WRITTEN PROBLEM -
Show each line from the listing that includes the word "name".
-- -- --
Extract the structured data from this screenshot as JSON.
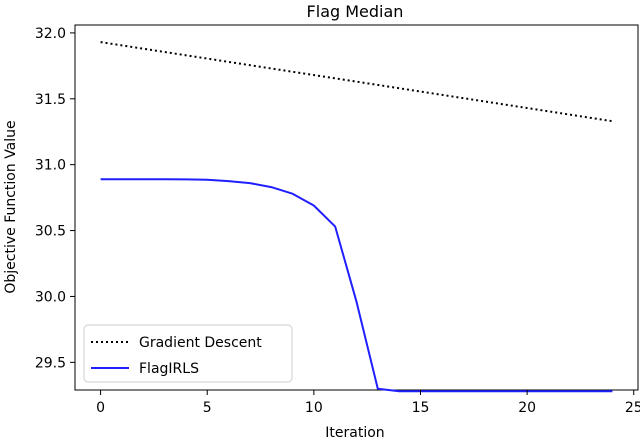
{
  "chart_data": {
    "type": "line",
    "title": "Flag Median",
    "xlabel": "Iteration",
    "ylabel": "Objective Function Value",
    "xlim": [
      -1.2,
      25.2
    ],
    "ylim": [
      29.29,
      32.06
    ],
    "xticks": [
      0,
      5,
      10,
      15,
      20,
      25
    ],
    "yticks": [
      29.5,
      30.0,
      30.5,
      31.0,
      31.5,
      32.0
    ],
    "ytick_labels": [
      "29.5",
      "30.0",
      "30.5",
      "31.0",
      "31.5",
      "32.0"
    ],
    "grid": false,
    "legend_position": "lower-left",
    "series": [
      {
        "name": "Gradient Descent",
        "color": "#000000",
        "style": "dotted",
        "x": [
          0,
          24
        ],
        "y": [
          31.93,
          31.33
        ]
      },
      {
        "name": "FlagIRLS",
        "color": "#1f1fff",
        "style": "solid",
        "x": [
          0,
          1,
          2,
          3,
          4,
          5,
          6,
          7,
          8,
          9,
          10,
          11,
          12,
          13,
          14,
          15,
          16,
          17,
          18,
          19,
          20,
          21,
          22,
          23,
          24
        ],
        "y": [
          30.89,
          30.89,
          30.89,
          30.89,
          30.888,
          30.885,
          30.875,
          30.86,
          30.83,
          30.78,
          30.69,
          30.53,
          29.96,
          29.3,
          29.28,
          29.28,
          29.28,
          29.28,
          29.28,
          29.28,
          29.28,
          29.28,
          29.28,
          29.28,
          29.28
        ]
      }
    ]
  }
}
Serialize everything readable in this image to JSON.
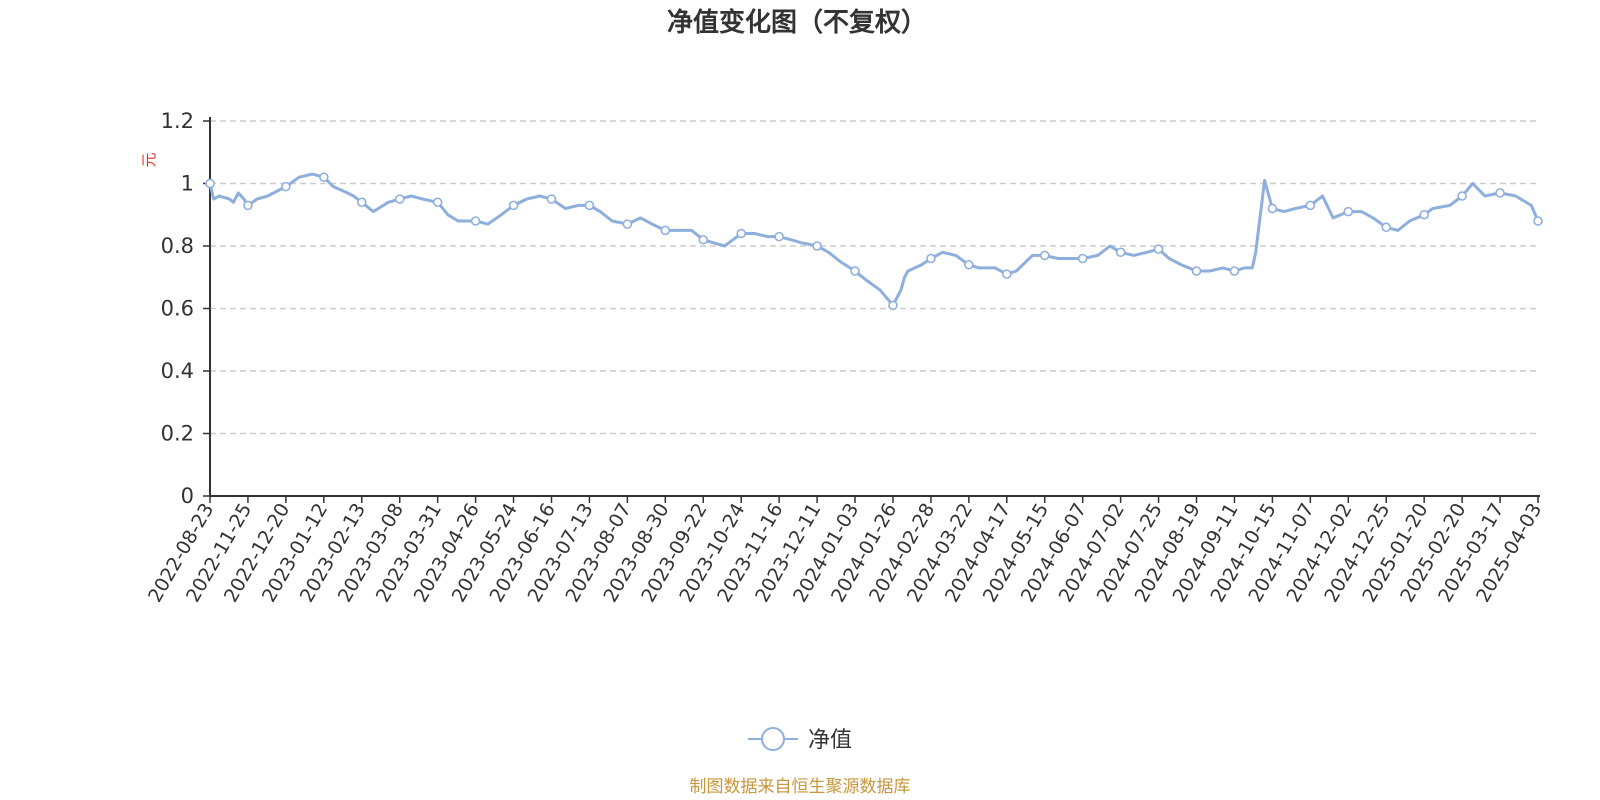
{
  "colors": {
    "series": "#8eaedc",
    "axis": "#333333",
    "grid": "#cccccc",
    "unit": "#e8302a",
    "source": "#c8963c"
  },
  "source_note": "制图数据来自恒生聚源数据库",
  "chart_data": {
    "type": "line",
    "title": "净值变化图（不复权）",
    "ylabel": "元",
    "xlabel": "",
    "ylim": [
      0,
      1.2
    ],
    "yticks": [
      0,
      0.2,
      0.4,
      0.6,
      0.8,
      1,
      1.2
    ],
    "ytick_labels": [
      "0",
      "0.2",
      "0.4",
      "0.6",
      "0.8",
      "1",
      "1.2"
    ],
    "grid": true,
    "legend_position": "bottom-center",
    "xtick_labels": [
      "2022-08-23",
      "2022-11-25",
      "2022-12-20",
      "2023-01-12",
      "2023-02-13",
      "2023-03-08",
      "2023-03-31",
      "2023-04-26",
      "2023-05-24",
      "2023-06-16",
      "2023-07-13",
      "2023-08-07",
      "2023-08-30",
      "2023-09-22",
      "2023-10-24",
      "2023-11-16",
      "2023-12-11",
      "2024-01-03",
      "2024-01-26",
      "2024-02-28",
      "2024-03-22",
      "2024-04-17",
      "2024-05-15",
      "2024-06-07",
      "2024-07-02",
      "2024-07-25",
      "2024-08-19",
      "2024-09-11",
      "2024-10-15",
      "2024-11-07",
      "2024-12-02",
      "2024-12-25",
      "2025-01-20",
      "2025-02-20",
      "2025-03-17",
      "2025-04-03"
    ],
    "series": [
      {
        "name": "净值",
        "x": [
          "2022-08-23",
          "2022-09-01",
          "2022-09-15",
          "2022-10-10",
          "2022-10-20",
          "2022-11-01",
          "2022-11-15",
          "2022-11-25",
          "2022-12-01",
          "2022-12-08",
          "2022-12-20",
          "2022-12-28",
          "2023-01-05",
          "2023-01-12",
          "2023-01-20",
          "2023-02-01",
          "2023-02-06",
          "2023-02-13",
          "2023-02-20",
          "2023-03-01",
          "2023-03-08",
          "2023-03-15",
          "2023-03-22",
          "2023-03-31",
          "2023-04-07",
          "2023-04-14",
          "2023-04-20",
          "2023-04-26",
          "2023-05-05",
          "2023-05-15",
          "2023-05-24",
          "2023-06-01",
          "2023-06-09",
          "2023-06-16",
          "2023-06-26",
          "2023-07-05",
          "2023-07-13",
          "2023-07-20",
          "2023-07-28",
          "2023-08-07",
          "2023-08-15",
          "2023-08-22",
          "2023-08-30",
          "2023-09-07",
          "2023-09-15",
          "2023-09-22",
          "2023-10-10",
          "2023-10-17",
          "2023-10-24",
          "2023-11-01",
          "2023-11-09",
          "2023-11-16",
          "2023-11-24",
          "2023-12-01",
          "2023-12-11",
          "2023-12-18",
          "2023-12-25",
          "2024-01-03",
          "2024-01-10",
          "2024-01-18",
          "2024-01-26",
          "2024-02-02",
          "2024-02-05",
          "2024-02-08",
          "2024-02-20",
          "2024-02-28",
          "2024-03-06",
          "2024-03-14",
          "2024-03-22",
          "2024-03-29",
          "2024-04-09",
          "2024-04-17",
          "2024-04-24",
          "2024-05-06",
          "2024-05-15",
          "2024-05-23",
          "2024-05-31",
          "2024-06-07",
          "2024-06-17",
          "2024-06-25",
          "2024-07-02",
          "2024-07-10",
          "2024-07-18",
          "2024-07-25",
          "2024-08-01",
          "2024-08-09",
          "2024-08-19",
          "2024-08-27",
          "2024-09-04",
          "2024-09-11",
          "2024-09-20",
          "2024-09-27",
          "2024-09-30",
          "2024-10-08",
          "2024-10-15",
          "2024-10-22",
          "2024-10-29",
          "2024-11-07",
          "2024-11-15",
          "2024-11-22",
          "2024-12-02",
          "2024-12-10",
          "2024-12-17",
          "2024-12-25",
          "2025-01-02",
          "2025-01-10",
          "2025-01-20",
          "2025-01-27",
          "2025-02-10",
          "2025-02-20",
          "2025-02-27",
          "2025-03-07",
          "2025-03-17",
          "2025-03-24",
          "2025-03-31",
          "2025-04-03"
        ],
        "values": [
          1.0,
          0.95,
          0.96,
          0.95,
          0.94,
          0.97,
          0.95,
          0.93,
          0.95,
          0.96,
          0.99,
          1.02,
          1.03,
          1.02,
          0.99,
          0.97,
          0.96,
          0.94,
          0.91,
          0.94,
          0.95,
          0.96,
          0.95,
          0.94,
          0.9,
          0.88,
          0.88,
          0.88,
          0.87,
          0.9,
          0.93,
          0.95,
          0.96,
          0.95,
          0.92,
          0.93,
          0.93,
          0.91,
          0.88,
          0.87,
          0.89,
          0.87,
          0.85,
          0.85,
          0.85,
          0.82,
          0.8,
          0.82,
          0.84,
          0.84,
          0.83,
          0.83,
          0.82,
          0.81,
          0.8,
          0.78,
          0.75,
          0.72,
          0.69,
          0.66,
          0.61,
          0.66,
          0.7,
          0.72,
          0.74,
          0.76,
          0.78,
          0.77,
          0.74,
          0.73,
          0.73,
          0.71,
          0.72,
          0.77,
          0.77,
          0.76,
          0.76,
          0.76,
          0.77,
          0.8,
          0.78,
          0.77,
          0.78,
          0.79,
          0.76,
          0.74,
          0.72,
          0.72,
          0.73,
          0.72,
          0.73,
          0.73,
          0.78,
          1.01,
          0.92,
          0.91,
          0.92,
          0.93,
          0.96,
          0.89,
          0.91,
          0.91,
          0.89,
          0.86,
          0.85,
          0.88,
          0.9,
          0.92,
          0.93,
          0.96,
          1.0,
          0.96,
          0.97,
          0.96,
          0.93,
          0.88
        ],
        "markers": [
          "2022-08-23",
          "2022-11-25",
          "2022-12-20",
          "2023-01-12",
          "2023-02-13",
          "2023-03-08",
          "2023-03-31",
          "2023-04-26",
          "2023-05-24",
          "2023-06-16",
          "2023-07-13",
          "2023-08-07",
          "2023-08-30",
          "2023-09-22",
          "2023-10-24",
          "2023-11-16",
          "2023-12-11",
          "2024-01-03",
          "2024-01-26",
          "2024-02-28",
          "2024-03-22",
          "2024-04-17",
          "2024-05-15",
          "2024-06-07",
          "2024-07-02",
          "2024-07-25",
          "2024-08-19",
          "2024-09-11",
          "2024-10-15",
          "2024-11-07",
          "2024-12-02",
          "2024-12-25",
          "2025-01-20",
          "2025-02-20",
          "2025-03-17",
          "2025-04-03"
        ]
      }
    ]
  }
}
-- -- --
CORRECT RESPONSE -
        "name": "Gradient Descent",
        "name": "FlagIRLS",
        "name": "净值",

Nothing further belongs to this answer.